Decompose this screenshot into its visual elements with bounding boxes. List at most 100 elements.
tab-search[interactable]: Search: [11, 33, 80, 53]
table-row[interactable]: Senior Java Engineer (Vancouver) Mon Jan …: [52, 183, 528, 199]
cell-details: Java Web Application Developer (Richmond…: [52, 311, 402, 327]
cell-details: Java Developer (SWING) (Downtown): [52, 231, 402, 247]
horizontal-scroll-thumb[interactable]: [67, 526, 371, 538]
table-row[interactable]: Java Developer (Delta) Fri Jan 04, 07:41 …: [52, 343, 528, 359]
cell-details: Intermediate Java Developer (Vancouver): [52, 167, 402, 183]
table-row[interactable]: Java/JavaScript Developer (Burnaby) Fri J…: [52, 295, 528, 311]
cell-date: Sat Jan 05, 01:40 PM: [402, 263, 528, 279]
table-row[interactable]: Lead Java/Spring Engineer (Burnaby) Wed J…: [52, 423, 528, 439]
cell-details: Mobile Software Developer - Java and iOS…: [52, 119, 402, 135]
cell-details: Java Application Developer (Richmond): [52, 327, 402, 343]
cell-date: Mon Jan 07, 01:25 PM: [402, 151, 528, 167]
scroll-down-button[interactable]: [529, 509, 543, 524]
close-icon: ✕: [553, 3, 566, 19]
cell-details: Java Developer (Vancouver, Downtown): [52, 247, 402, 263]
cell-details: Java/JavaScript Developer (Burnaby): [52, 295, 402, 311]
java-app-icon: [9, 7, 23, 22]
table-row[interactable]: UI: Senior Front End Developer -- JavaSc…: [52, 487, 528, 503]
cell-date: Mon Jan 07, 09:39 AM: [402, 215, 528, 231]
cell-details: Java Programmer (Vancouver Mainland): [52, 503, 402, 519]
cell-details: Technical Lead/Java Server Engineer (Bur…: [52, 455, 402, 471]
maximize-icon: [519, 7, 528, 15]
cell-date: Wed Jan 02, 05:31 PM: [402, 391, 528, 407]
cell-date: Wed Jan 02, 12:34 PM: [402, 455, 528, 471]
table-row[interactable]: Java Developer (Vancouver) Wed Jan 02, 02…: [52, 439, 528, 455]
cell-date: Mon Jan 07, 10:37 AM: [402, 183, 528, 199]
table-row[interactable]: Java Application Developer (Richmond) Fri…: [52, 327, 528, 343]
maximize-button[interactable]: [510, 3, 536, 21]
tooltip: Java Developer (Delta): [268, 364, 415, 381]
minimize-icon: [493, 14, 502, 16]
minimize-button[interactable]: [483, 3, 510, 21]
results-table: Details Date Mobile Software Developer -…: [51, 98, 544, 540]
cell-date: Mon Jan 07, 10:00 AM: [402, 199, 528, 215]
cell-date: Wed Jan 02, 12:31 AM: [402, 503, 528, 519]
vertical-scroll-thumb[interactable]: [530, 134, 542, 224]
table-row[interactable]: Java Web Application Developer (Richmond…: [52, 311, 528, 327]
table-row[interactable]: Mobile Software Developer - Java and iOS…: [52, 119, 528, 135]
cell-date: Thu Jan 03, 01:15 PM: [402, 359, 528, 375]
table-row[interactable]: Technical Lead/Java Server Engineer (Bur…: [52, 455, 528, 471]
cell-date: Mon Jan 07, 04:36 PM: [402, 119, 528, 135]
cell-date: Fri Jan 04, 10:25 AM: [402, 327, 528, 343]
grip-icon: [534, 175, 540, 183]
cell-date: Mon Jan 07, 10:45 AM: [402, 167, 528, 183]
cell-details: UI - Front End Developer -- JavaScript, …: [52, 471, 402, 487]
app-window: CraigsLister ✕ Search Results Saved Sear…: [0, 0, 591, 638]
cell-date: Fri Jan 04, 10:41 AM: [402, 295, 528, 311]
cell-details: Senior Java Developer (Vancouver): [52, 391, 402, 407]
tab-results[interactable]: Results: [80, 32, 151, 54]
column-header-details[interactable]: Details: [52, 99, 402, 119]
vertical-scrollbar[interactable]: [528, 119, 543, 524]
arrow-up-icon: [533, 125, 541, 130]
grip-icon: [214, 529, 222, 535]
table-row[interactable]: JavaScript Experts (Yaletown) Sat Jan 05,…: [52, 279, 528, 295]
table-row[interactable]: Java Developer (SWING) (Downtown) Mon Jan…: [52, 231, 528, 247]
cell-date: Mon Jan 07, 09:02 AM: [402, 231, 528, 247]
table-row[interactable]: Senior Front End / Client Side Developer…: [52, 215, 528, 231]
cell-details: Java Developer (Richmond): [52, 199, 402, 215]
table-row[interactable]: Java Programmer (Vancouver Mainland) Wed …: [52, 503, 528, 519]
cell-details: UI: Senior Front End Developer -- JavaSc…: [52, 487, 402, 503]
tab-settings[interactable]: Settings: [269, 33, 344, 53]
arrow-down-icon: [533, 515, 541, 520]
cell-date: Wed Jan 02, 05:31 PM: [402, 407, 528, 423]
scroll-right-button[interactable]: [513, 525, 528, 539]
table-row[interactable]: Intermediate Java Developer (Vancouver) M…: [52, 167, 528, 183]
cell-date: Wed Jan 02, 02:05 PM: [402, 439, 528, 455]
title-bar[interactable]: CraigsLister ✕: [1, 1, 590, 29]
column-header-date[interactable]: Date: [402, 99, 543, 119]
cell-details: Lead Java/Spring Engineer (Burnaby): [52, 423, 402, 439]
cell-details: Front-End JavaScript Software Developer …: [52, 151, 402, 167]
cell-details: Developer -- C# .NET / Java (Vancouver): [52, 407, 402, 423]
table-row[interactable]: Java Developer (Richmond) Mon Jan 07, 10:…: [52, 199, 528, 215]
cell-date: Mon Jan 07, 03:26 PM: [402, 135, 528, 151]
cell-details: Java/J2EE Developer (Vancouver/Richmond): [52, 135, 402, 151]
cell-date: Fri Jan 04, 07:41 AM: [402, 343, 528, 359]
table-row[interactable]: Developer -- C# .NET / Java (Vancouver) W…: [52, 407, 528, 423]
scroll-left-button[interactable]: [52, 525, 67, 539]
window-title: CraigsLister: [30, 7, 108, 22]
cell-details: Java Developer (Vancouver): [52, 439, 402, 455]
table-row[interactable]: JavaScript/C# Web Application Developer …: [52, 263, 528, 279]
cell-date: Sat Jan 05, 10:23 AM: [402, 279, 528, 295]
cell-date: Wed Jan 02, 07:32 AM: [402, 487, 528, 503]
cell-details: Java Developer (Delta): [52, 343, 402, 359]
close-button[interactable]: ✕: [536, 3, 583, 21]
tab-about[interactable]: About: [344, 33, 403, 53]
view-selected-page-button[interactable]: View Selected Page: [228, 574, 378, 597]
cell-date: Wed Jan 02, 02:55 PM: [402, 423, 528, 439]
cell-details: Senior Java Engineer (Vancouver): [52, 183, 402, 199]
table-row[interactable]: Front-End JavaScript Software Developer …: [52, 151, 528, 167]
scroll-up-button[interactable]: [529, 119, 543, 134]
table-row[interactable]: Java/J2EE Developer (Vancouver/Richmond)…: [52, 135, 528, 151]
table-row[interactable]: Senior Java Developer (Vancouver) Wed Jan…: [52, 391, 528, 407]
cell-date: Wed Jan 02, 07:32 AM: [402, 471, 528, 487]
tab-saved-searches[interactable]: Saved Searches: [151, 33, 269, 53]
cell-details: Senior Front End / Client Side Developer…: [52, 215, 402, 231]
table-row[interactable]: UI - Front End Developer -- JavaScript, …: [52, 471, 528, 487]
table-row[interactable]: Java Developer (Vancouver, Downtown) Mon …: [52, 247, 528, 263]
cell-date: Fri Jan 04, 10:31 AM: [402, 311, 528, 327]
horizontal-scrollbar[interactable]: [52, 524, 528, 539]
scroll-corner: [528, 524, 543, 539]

------------------------------------------------------------------------

* _The problem_:
Rewrite the entries above as a numbered list, leaving out any blank lines.

* _Task answer_:
1. Decompose this screenshot into its visual elements with bounding boxes. List at most 100 elements.
2. tab-search[interactable]: Search: [11, 33, 80, 53]
3. table-row[interactable]: Senior Java Engineer (Vancouver) Mon Jan …: [52, 183, 528, 199]
4. cell-details: Java Web Application Developer (Richmond…: [52, 311, 402, 327]
5. cell-details: Java Developer (SWING) (Downtown): [52, 231, 402, 247]
6. horizontal-scroll-thumb[interactable]: [67, 526, 371, 538]
7. table-row[interactable]: Java Developer (Delta) Fri Jan 04, 07:41 …: [52, 343, 528, 359]
8. cell-details: Intermediate Java Developer (Vancouver): [52, 167, 402, 183]
9. table-row[interactable]: Java/JavaScript Developer (Burnaby) Fri J…: [52, 295, 528, 311]
10. cell-date: Sat Jan 05, 01:40 PM: [402, 263, 528, 279]
11. table-row[interactable]: Lead Java/Spring Engineer (Burnaby) Wed J…: [52, 423, 528, 439]
12. cell-details: Mobile Software Developer - Java and iOS…: [52, 119, 402, 135]
13. cell-details: Java Application Developer (Richmond): [52, 327, 402, 343]
14. cell-date: Mon Jan 07, 01:25 PM: [402, 151, 528, 167]
15. scroll-down-button[interactable]: [529, 509, 543, 524]
16. close-icon: ✕: [553, 3, 566, 19]
17. cell-details: Java Developer (Vancouver, Downtown): [52, 247, 402, 263]
18. cell-details: Java/JavaScript Developer (Burnaby): [52, 295, 402, 311]
19. java-app-icon: [9, 7, 23, 22]
20. table-row[interactable]: UI: Senior Front End Developer -- JavaSc…: [52, 487, 528, 503]
21. cell-date: Mon Jan 07, 09:39 AM: [402, 215, 528, 231]
22. cell-details: Java Programmer (Vancouver Mainland): [52, 503, 402, 519]
23. cell-details: Technical Lead/Java Server Engineer (Bur…: [52, 455, 402, 471]
24. maximize-icon: [519, 7, 528, 15]
25. cell-date: Wed Jan 02, 05:31 PM: [402, 391, 528, 407]
26. cell-date: Wed Jan 02, 12:34 PM: [402, 455, 528, 471]
27. table-row[interactable]: Java Developer (Vancouver) Wed Jan 02, 02…: [52, 439, 528, 455]
28. cell-date: Mon Jan 07, 10:37 AM: [402, 183, 528, 199]
29. table-row[interactable]: Java Application Developer (Richmond) Fri…: [52, 327, 528, 343]
30. maximize-button[interactable]: [510, 3, 536, 21]
31. tooltip: Java Developer (Delta): [268, 364, 415, 381]
32. minimize-icon: [493, 14, 502, 16]
33. minimize-button[interactable]: [483, 3, 510, 21]
34. results-table: Details Date Mobile Software Developer -…: [51, 98, 544, 540]
35. cell-date: Mon Jan 07, 10:00 AM: [402, 199, 528, 215]
36. cell-date: Wed Jan 02, 12:31 AM: [402, 503, 528, 519]
37. vertical-scroll-thumb[interactable]: [530, 134, 542, 224]
38. table-row[interactable]: Java Web Application Developer (Richmond…: [52, 311, 528, 327]
39. table-row[interactable]: Mobile Software Developer - Java and iOS…: [52, 119, 528, 135]
40. cell-date: Thu Jan 03, 01:15 PM: [402, 359, 528, 375]
41. table-row[interactable]: Technical Lead/Java Server Engineer (Bur…: [52, 455, 528, 471]
42. cell-date: Mon Jan 07, 04:36 PM: [402, 119, 528, 135]
43. cell-date: Fri Jan 04, 10:25 AM: [402, 327, 528, 343]
44. grip-icon: [534, 175, 540, 183]
45. cell-date: Mon Jan 07, 10:45 AM: [402, 167, 528, 183]
46. cell-details: UI - Front End Developer -- JavaScript, …: [52, 471, 402, 487]
47. app-window: CraigsLister ✕ Search Results Saved Sear…: [0, 0, 591, 638]
48. cell-date: Fri Jan 04, 10:41 AM: [402, 295, 528, 311]
49. cell-details: Senior Java Developer (Vancouver): [52, 391, 402, 407]
50. tab-results[interactable]: Results: [80, 32, 151, 54]
51. column-header-details[interactable]: Details: [52, 99, 402, 119]
52. vertical-scrollbar[interactable]: [528, 119, 543, 524]
53. arrow-up-icon: [533, 125, 541, 130]
54. grip-icon: [214, 529, 222, 535]
55. table-row[interactable]: JavaScript Experts (Yaletown) Sat Jan 05,…: [52, 279, 528, 295]
56. table-row[interactable]: Java Developer (SWING) (Downtown) Mon Jan…: [52, 231, 528, 247]
57. cell-date: Mon Jan 07, 09:02 AM: [402, 231, 528, 247]
58. table-row[interactable]: Senior Front End / Client Side Developer…: [52, 215, 528, 231]
59. cell-details: Java Developer (Richmond): [52, 199, 402, 215]
60. table-row[interactable]: Java Programmer (Vancouver Mainland) Wed …: [52, 503, 528, 519]
61. cell-details: UI: Senior Front End Developer -- JavaSc…: [52, 487, 402, 503]
62. tab-settings[interactable]: Settings: [269, 33, 344, 53]
63. arrow-down-icon: [533, 515, 541, 520]
64. cell-date: Wed Jan 02, 05:31 PM: [402, 407, 528, 423]
65. scroll-right-button[interactable]: [513, 525, 528, 539]
66. table-row[interactable]: Intermediate Java Developer (Vancouver) M…: [52, 167, 528, 183]
67. cell-date: Wed Jan 02, 02:05 PM: [402, 439, 528, 455]
68. title-bar[interactable]: CraigsLister ✕: [1, 1, 590, 29]
69. column-header-date[interactable]: Date: [402, 99, 543, 119]
70. cell-details: Lead Java/Spring Engineer (Burnaby): [52, 423, 402, 439]
71. cell-details: Front-End JavaScript Software Developer …: [52, 151, 402, 167]
72. cell-details: Developer -- C# .NET / Java (Vancouver): [52, 407, 402, 423]
73. table-row[interactable]: Java Developer (Richmond) Mon Jan 07, 10:…: [52, 199, 528, 215]
74. cell-date: Mon Jan 07, 03:26 PM: [402, 135, 528, 151]
75. cell-details: Java/J2EE Developer (Vancouver/Richmond): [52, 135, 402, 151]
76. cell-date: Fri Jan 04, 07:41 AM: [402, 343, 528, 359]
77. table-row[interactable]: Developer -- C# .NET / Java (Vancouver) W…: [52, 407, 528, 423]
78. scroll-left-button[interactable]: [52, 525, 67, 539]
79. window-title: CraigsLister: [30, 7, 108, 22]
80. cell-details: Java Developer (Vancouver): [52, 439, 402, 455]
81. table-row[interactable]: JavaScript/C# Web Application Developer …: [52, 263, 528, 279]
82. cell-date: Sat Jan 05, 10:23 AM: [402, 279, 528, 295]
83. cell-date: Wed Jan 02, 07:32 AM: [402, 487, 528, 503]
84. cell-details: Java Developer (Delta): [52, 343, 402, 359]
85. close-button[interactable]: ✕: [536, 3, 583, 21]
86. tab-about[interactable]: About: [344, 33, 403, 53]
87. view-selected-page-button[interactable]: View Selected Page: [228, 574, 378, 597]
88. cell-date: Wed Jan 02, 02:55 PM: [402, 423, 528, 439]
89. cell-details: Senior Java Engineer (Vancouver): [52, 183, 402, 199]
90. table-row[interactable]: Front-End JavaScript Software Developer …: [52, 151, 528, 167]
91. scroll-up-button[interactable]: [529, 119, 543, 134]
92. table-row[interactable]: Java/J2EE Developer (Vancouver/Richmond)…: [52, 135, 528, 151]
93. table-row[interactable]: Senior Java Developer (Vancouver) Wed Jan…: [52, 391, 528, 407]
94. cell-date: Wed Jan 02, 07:32 AM: [402, 471, 528, 487]
95. tab-saved-searches[interactable]: Saved Searches: [151, 33, 269, 53]
96. cell-details: Senior Front End / Client Side Developer…: [52, 215, 402, 231]
97. table-row[interactable]: UI - Front End Developer -- JavaScript, …: [52, 471, 528, 487]
98. table-row[interactable]: Java Developer (Vancouver, Downtown) Mon …: [52, 247, 528, 263]
99. cell-date: Fri Jan 04, 10:31 AM: [402, 311, 528, 327]
100. horizontal-scrollbar[interactable]: [52, 524, 528, 539]
101. scroll-corner: [528, 524, 543, 539]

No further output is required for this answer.